Data section Block Start
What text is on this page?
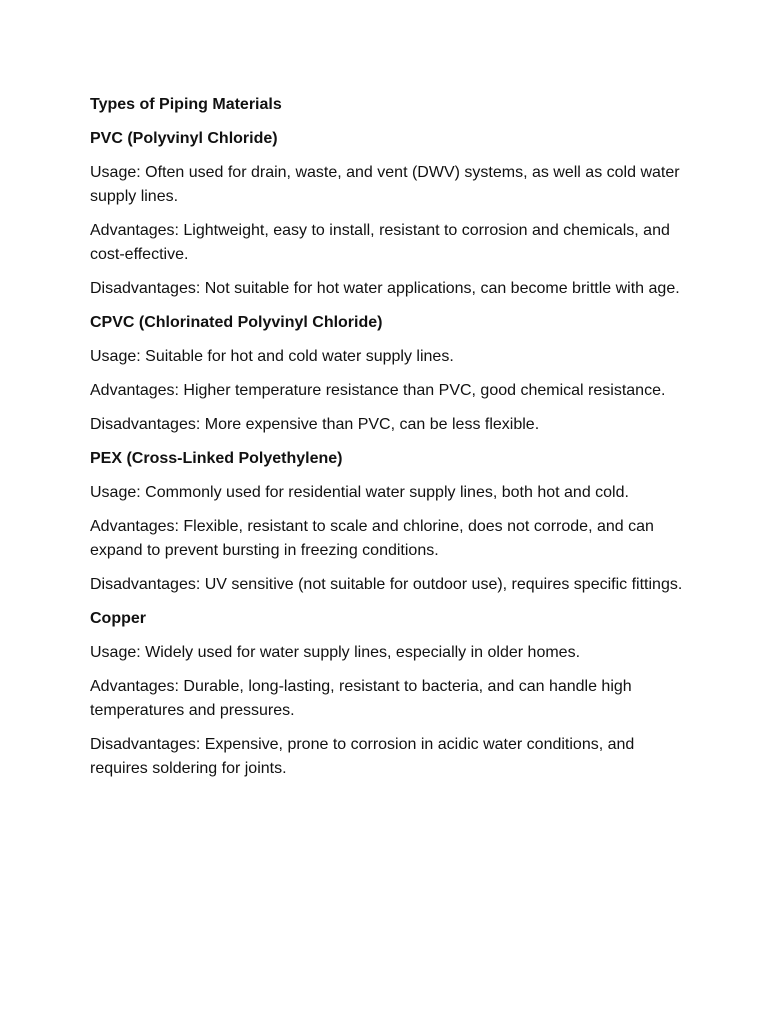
Types of Piping Materials

PVC (Polyvinyl Chloride)

Usage: Often used for drain, waste, and vent (DWV) systems, as well as cold water supply lines.

Advantages: Lightweight, easy to install, resistant to corrosion and chemicals, and cost-effective.

Disadvantages: Not suitable for hot water applications, can become brittle with age.

CPVC (Chlorinated Polyvinyl Chloride)

Usage: Suitable for hot and cold water supply lines.

Advantages: Higher temperature resistance than PVC, good chemical resistance.

Disadvantages: More expensive than PVC, can be less flexible.

PEX (Cross-Linked Polyethylene)

Usage: Commonly used for residential water supply lines, both hot and cold.

Advantages: Flexible, resistant to scale and chlorine, does not corrode, and can expand to prevent bursting in freezing conditions.

Disadvantages: UV sensitive (not suitable for outdoor use), requires specific fittings.

Copper

Usage: Widely used for water supply lines, especially in older homes.

Advantages: Durable, long-lasting, resistant to bacteria, and can handle high temperatures and pressures.

Disadvantages: Expensive, prone to corrosion in acidic water conditions, and requires soldering for joints.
Data section Block End
Could you repeat each line above exactly as written? Omit the pictures.

What text is on this page?
Types of Piping Materials

PVC (Polyvinyl Chloride)

Usage: Often used for drain, waste, and vent (DWV) systems, as well as cold water supply lines.

Advantages: Lightweight, easy to install, resistant to corrosion and chemicals, and cost-effective.

Disadvantages: Not suitable for hot water applications, can become brittle with age.

CPVC (Chlorinated Polyvinyl Chloride)

Usage: Suitable for hot and cold water supply lines.

Advantages: Higher temperature resistance than PVC, good chemical resistance.

Disadvantages: More expensive than PVC, can be less flexible.

PEX (Cross-Linked Polyethylene)

Usage: Commonly used for residential water supply lines, both hot and cold.

Advantages: Flexible, resistant to scale and chlorine, does not corrode, and can expand to prevent bursting in freezing conditions.

Disadvantages: UV sensitive (not suitable for outdoor use), requires specific fittings.

Copper

Usage: Widely used for water supply lines, especially in older homes.

Advantages: Durable, long-lasting, resistant to bacteria, and can handle high temperatures and pressures.

Disadvantages: Expensive, prone to corrosion in acidic water conditions, and requires soldering for joints.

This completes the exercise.